• _Exercise directions_:
List every line in this data where the string "Сварог" occurs.
§
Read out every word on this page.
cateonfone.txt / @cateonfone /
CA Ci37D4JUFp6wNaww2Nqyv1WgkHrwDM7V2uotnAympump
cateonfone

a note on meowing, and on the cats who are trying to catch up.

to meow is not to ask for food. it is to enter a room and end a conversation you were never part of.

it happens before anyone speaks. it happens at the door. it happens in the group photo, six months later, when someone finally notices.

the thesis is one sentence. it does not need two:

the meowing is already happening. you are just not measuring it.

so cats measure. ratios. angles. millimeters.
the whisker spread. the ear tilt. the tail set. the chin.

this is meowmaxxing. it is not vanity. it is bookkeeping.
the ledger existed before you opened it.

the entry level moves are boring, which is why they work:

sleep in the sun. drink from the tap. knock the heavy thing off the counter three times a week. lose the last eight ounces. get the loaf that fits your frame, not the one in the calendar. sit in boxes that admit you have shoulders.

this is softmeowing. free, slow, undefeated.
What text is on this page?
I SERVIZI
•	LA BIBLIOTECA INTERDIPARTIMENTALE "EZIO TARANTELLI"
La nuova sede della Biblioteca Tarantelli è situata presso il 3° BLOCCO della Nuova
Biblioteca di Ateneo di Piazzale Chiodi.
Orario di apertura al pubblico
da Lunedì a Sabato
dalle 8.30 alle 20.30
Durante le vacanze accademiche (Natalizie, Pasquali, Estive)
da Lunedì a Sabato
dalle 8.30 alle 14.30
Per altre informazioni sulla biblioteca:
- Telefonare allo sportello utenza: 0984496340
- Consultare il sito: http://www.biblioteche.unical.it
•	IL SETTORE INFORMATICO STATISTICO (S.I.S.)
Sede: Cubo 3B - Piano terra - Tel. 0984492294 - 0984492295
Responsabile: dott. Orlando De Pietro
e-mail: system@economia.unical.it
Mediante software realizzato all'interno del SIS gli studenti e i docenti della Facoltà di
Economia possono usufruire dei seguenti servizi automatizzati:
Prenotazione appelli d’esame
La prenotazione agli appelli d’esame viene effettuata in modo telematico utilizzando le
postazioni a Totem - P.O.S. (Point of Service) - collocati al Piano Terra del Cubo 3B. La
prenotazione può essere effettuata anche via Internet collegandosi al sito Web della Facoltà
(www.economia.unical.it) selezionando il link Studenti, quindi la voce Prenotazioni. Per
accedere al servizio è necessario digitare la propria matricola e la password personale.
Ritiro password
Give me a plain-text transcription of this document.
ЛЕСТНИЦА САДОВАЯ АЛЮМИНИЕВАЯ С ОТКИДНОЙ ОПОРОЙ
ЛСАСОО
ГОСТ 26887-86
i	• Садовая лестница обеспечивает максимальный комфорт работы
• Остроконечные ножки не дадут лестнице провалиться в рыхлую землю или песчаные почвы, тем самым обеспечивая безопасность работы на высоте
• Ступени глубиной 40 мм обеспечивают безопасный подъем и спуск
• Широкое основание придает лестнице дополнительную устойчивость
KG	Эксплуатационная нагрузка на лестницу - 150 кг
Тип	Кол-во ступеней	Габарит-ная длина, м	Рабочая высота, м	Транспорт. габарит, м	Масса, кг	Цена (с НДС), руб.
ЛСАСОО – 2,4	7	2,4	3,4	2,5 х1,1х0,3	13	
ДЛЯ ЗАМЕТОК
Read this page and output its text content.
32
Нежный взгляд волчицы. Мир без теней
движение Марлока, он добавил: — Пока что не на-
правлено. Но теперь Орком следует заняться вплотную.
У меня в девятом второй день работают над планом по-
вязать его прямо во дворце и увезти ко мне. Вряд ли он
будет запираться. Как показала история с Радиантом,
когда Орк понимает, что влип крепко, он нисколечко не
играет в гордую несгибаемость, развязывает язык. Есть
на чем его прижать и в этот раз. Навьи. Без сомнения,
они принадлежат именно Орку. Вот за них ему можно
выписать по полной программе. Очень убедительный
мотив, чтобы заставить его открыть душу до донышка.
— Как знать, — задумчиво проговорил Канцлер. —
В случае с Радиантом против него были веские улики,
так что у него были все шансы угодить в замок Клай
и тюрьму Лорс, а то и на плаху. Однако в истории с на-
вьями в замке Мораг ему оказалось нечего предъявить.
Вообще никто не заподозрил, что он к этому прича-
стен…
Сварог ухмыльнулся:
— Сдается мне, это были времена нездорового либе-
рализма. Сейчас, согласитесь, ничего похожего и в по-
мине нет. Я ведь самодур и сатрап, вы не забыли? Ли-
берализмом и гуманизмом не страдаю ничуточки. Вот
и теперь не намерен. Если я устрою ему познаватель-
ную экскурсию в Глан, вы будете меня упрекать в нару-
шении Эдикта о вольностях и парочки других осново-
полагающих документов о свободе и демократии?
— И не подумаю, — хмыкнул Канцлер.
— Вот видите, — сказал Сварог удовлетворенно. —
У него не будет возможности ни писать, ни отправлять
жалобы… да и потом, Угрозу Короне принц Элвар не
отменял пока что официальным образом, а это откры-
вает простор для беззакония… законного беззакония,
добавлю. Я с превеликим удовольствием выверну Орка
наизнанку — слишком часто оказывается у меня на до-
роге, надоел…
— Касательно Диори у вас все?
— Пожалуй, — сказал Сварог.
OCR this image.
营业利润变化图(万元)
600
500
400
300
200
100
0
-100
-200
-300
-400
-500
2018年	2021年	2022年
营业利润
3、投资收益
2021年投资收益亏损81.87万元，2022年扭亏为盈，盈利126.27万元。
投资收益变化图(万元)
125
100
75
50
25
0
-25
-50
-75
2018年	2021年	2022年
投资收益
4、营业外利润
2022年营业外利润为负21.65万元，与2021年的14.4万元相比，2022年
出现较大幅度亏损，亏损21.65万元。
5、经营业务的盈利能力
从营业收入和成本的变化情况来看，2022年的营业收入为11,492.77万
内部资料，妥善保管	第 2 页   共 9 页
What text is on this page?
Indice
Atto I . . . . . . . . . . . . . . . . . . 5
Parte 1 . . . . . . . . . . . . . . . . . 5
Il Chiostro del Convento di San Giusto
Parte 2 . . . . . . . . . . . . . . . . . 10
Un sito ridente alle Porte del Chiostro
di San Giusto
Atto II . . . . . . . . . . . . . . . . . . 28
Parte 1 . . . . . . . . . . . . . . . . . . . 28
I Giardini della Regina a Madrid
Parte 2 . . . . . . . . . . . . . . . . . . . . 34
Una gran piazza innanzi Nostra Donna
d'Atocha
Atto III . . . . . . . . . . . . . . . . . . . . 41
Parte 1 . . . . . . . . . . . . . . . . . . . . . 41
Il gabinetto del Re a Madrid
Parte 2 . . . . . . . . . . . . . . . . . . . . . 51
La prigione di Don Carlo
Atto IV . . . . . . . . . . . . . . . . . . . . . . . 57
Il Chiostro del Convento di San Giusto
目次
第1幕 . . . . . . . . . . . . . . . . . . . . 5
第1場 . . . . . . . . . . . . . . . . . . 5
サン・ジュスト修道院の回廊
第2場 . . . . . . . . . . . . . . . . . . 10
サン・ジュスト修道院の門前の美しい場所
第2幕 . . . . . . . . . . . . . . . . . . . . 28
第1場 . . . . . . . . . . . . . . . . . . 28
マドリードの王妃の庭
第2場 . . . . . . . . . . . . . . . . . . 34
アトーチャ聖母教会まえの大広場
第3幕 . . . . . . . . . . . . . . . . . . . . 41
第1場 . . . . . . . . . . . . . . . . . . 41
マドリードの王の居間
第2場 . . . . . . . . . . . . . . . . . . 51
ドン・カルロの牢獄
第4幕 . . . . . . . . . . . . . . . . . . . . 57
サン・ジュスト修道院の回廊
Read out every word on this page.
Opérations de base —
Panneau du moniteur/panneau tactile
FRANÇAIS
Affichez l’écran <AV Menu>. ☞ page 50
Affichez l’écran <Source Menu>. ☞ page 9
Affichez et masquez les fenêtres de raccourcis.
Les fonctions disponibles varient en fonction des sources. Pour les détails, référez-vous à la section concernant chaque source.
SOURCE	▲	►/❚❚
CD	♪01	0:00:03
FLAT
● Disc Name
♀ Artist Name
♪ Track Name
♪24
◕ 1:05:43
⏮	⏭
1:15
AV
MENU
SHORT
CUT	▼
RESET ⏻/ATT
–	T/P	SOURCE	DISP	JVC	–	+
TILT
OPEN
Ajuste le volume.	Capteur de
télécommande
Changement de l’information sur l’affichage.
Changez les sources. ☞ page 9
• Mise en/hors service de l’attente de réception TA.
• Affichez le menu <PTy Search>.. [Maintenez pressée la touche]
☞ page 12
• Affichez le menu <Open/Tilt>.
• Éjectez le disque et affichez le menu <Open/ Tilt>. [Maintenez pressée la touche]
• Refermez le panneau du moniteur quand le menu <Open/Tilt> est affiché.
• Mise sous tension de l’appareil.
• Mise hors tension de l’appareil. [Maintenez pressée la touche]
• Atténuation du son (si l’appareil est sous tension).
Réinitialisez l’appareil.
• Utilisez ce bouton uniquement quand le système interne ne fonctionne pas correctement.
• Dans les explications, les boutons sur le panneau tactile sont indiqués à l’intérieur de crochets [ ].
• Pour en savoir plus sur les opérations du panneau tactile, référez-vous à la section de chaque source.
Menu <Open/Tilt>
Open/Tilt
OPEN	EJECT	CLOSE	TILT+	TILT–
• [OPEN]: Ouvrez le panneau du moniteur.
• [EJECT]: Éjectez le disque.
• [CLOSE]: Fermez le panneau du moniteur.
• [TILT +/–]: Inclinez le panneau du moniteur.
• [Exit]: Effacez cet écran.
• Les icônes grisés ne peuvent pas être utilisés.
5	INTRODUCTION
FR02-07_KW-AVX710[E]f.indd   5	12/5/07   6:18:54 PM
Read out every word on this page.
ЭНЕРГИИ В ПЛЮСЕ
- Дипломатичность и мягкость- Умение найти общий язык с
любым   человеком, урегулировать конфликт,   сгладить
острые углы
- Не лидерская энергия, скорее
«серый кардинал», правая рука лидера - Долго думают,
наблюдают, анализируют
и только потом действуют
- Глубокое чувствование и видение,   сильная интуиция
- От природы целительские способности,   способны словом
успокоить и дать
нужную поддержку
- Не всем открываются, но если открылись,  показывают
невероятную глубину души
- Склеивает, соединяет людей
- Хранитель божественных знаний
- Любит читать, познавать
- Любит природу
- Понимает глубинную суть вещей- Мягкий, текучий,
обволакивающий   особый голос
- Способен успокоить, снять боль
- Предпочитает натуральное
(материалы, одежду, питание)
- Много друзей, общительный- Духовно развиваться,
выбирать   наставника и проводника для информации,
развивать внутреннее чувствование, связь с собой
§
• _Correct response_:
Сварог ухмыльнулся:
— Вот видите, — сказал Сварог удовлетворенно. —
— Пожалуй, — сказал Сварог.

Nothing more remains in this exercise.